Reproduce the material below, swapping every "Job Postings" for "Open Positions" and changing nothing else. Omit the pictures.

— START OF Supplied records —

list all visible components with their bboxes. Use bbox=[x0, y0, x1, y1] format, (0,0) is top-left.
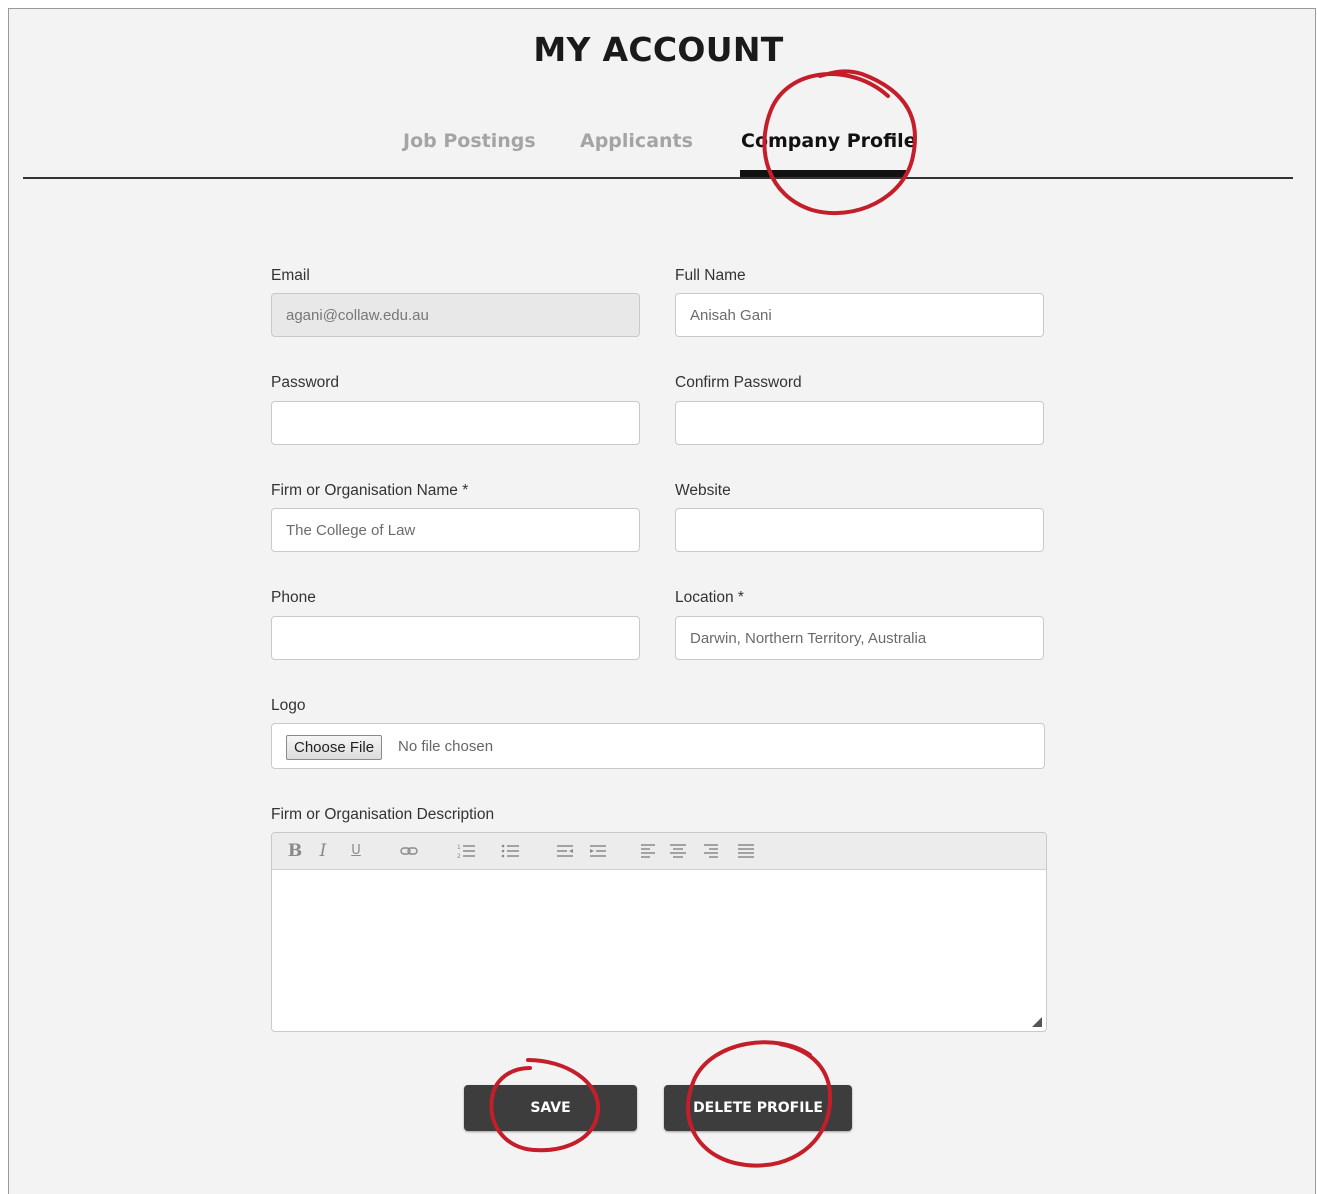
align-left-icon[interactable] bbox=[639, 841, 659, 861]
tab-company-profile[interactable]: Company Profile bbox=[741, 130, 917, 152]
choose-file-button[interactable]: Choose File bbox=[286, 735, 383, 760]
logo-label: Logo bbox=[271, 697, 306, 714]
location-field[interactable] bbox=[675, 616, 1044, 660]
active-tab-indicator bbox=[740, 170, 906, 177]
align-center-icon[interactable] bbox=[668, 841, 688, 861]
svg-text:2: 2 bbox=[457, 853, 461, 860]
description-editor: B I U 12 bbox=[271, 832, 1047, 1032]
justify-icon[interactable] bbox=[736, 841, 756, 861]
bold-icon[interactable]: B bbox=[285, 841, 305, 861]
firm-name-label: Firm or Organisation Name * bbox=[271, 482, 469, 499]
tab-bar: Job Postings Applicants Company Profile bbox=[0, 130, 1317, 176]
indent-icon[interactable] bbox=[588, 841, 608, 861]
confirm-password-field[interactable] bbox=[675, 401, 1044, 445]
phone-field[interactable] bbox=[271, 616, 640, 660]
align-right-icon[interactable] bbox=[700, 841, 720, 861]
bullet-list-icon[interactable] bbox=[500, 841, 520, 861]
location-label: Location * bbox=[675, 589, 744, 606]
website-label: Website bbox=[675, 482, 731, 499]
confirm-password-label: Confirm Password bbox=[675, 374, 802, 391]
email-field[interactable] bbox=[271, 293, 640, 337]
outdent-icon[interactable] bbox=[555, 841, 575, 861]
firm-name-field[interactable] bbox=[271, 508, 640, 552]
description-label: Firm or Organisation Description bbox=[271, 806, 495, 823]
save-button[interactable]: SAVE bbox=[464, 1085, 637, 1131]
email-label: Email bbox=[271, 267, 310, 284]
full-name-label: Full Name bbox=[675, 267, 746, 284]
editor-toolbar: B I U 12 bbox=[272, 833, 1046, 870]
logo-file-input[interactable]: Choose File No file chosen bbox=[271, 723, 1045, 769]
delete-profile-button[interactable]: DELETE PROFILE bbox=[664, 1085, 852, 1131]
link-icon[interactable] bbox=[399, 841, 419, 861]
tab-job-postings[interactable]: Job Postings bbox=[403, 130, 536, 152]
tab-divider bbox=[23, 177, 1293, 179]
tab-applicants[interactable]: Applicants bbox=[580, 130, 693, 152]
underline-icon[interactable]: U bbox=[346, 841, 366, 861]
website-field[interactable] bbox=[675, 508, 1044, 552]
editor-content-area[interactable] bbox=[272, 870, 1046, 1031]
svg-text:1: 1 bbox=[457, 844, 461, 851]
file-status-text: No file chosen bbox=[398, 738, 494, 755]
full-name-field[interactable] bbox=[675, 293, 1044, 337]
ordered-list-icon[interactable]: 12 bbox=[456, 841, 476, 861]
italic-icon[interactable]: I bbox=[313, 841, 333, 861]
password-label: Password bbox=[271, 374, 340, 391]
page-title: MY ACCOUNT bbox=[533, 30, 784, 69]
password-field[interactable] bbox=[271, 401, 640, 445]
resize-handle-icon[interactable] bbox=[1032, 1017, 1042, 1027]
phone-label: Phone bbox=[271, 589, 316, 606]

— END OF Supplied records —

◆ Response:
list all visible components with their bboxes. Use bbox=[x0, y0, x1, y1] format, (0,0) is top-left.
align-left-icon[interactable] bbox=[639, 841, 659, 861]
tab-company-profile[interactable]: Company Profile bbox=[741, 130, 917, 152]
choose-file-button[interactable]: Choose File bbox=[286, 735, 383, 760]
logo-label: Logo bbox=[271, 697, 306, 714]
location-field[interactable] bbox=[675, 616, 1044, 660]
active-tab-indicator bbox=[740, 170, 906, 177]
align-center-icon[interactable] bbox=[668, 841, 688, 861]
svg-text:2: 2 bbox=[457, 853, 461, 860]
description-editor: B I U 12 bbox=[271, 832, 1047, 1032]
justify-icon[interactable] bbox=[736, 841, 756, 861]
bold-icon[interactable]: B bbox=[285, 841, 305, 861]
firm-name-label: Firm or Organisation Name * bbox=[271, 482, 469, 499]
tab-bar: Open Positions Applicants Company Profile bbox=[0, 130, 1317, 176]
indent-icon[interactable] bbox=[588, 841, 608, 861]
confirm-password-field[interactable] bbox=[675, 401, 1044, 445]
phone-field[interactable] bbox=[271, 616, 640, 660]
align-right-icon[interactable] bbox=[700, 841, 720, 861]
bullet-list-icon[interactable] bbox=[500, 841, 520, 861]
location-label: Location * bbox=[675, 589, 744, 606]
website-label: Website bbox=[675, 482, 731, 499]
confirm-password-label: Confirm Password bbox=[675, 374, 802, 391]
email-field[interactable] bbox=[271, 293, 640, 337]
outdent-icon[interactable] bbox=[555, 841, 575, 861]
firm-name-field[interactable] bbox=[271, 508, 640, 552]
description-label: Firm or Organisation Description bbox=[271, 806, 495, 823]
save-button[interactable]: SAVE bbox=[464, 1085, 637, 1131]
email-label: Email bbox=[271, 267, 310, 284]
full-name-label: Full Name bbox=[675, 267, 746, 284]
editor-toolbar: B I U 12 bbox=[272, 833, 1046, 870]
logo-file-input[interactable]: Choose File No file chosen bbox=[271, 723, 1045, 769]
delete-profile-button[interactable]: DELETE PROFILE bbox=[664, 1085, 852, 1131]
link-icon[interactable] bbox=[399, 841, 419, 861]
tab-job-postings[interactable]: Open Positions bbox=[403, 130, 536, 152]
tab-divider bbox=[23, 177, 1293, 179]
tab-applicants[interactable]: Applicants bbox=[580, 130, 693, 152]
underline-icon[interactable]: U bbox=[346, 841, 366, 861]
website-field[interactable] bbox=[675, 508, 1044, 552]
editor-content-area[interactable] bbox=[272, 870, 1046, 1031]
svg-text:1: 1 bbox=[457, 844, 461, 851]
file-status-text: No file chosen bbox=[398, 738, 494, 755]
full-name-field[interactable] bbox=[675, 293, 1044, 337]
ordered-list-icon[interactable]: 12 bbox=[456, 841, 476, 861]
italic-icon[interactable]: I bbox=[313, 841, 333, 861]
password-label: Password bbox=[271, 374, 340, 391]
page-title: MY ACCOUNT bbox=[533, 30, 784, 69]
password-field[interactable] bbox=[271, 401, 640, 445]
resize-handle-icon[interactable] bbox=[1032, 1017, 1042, 1027]
phone-label: Phone bbox=[271, 589, 316, 606]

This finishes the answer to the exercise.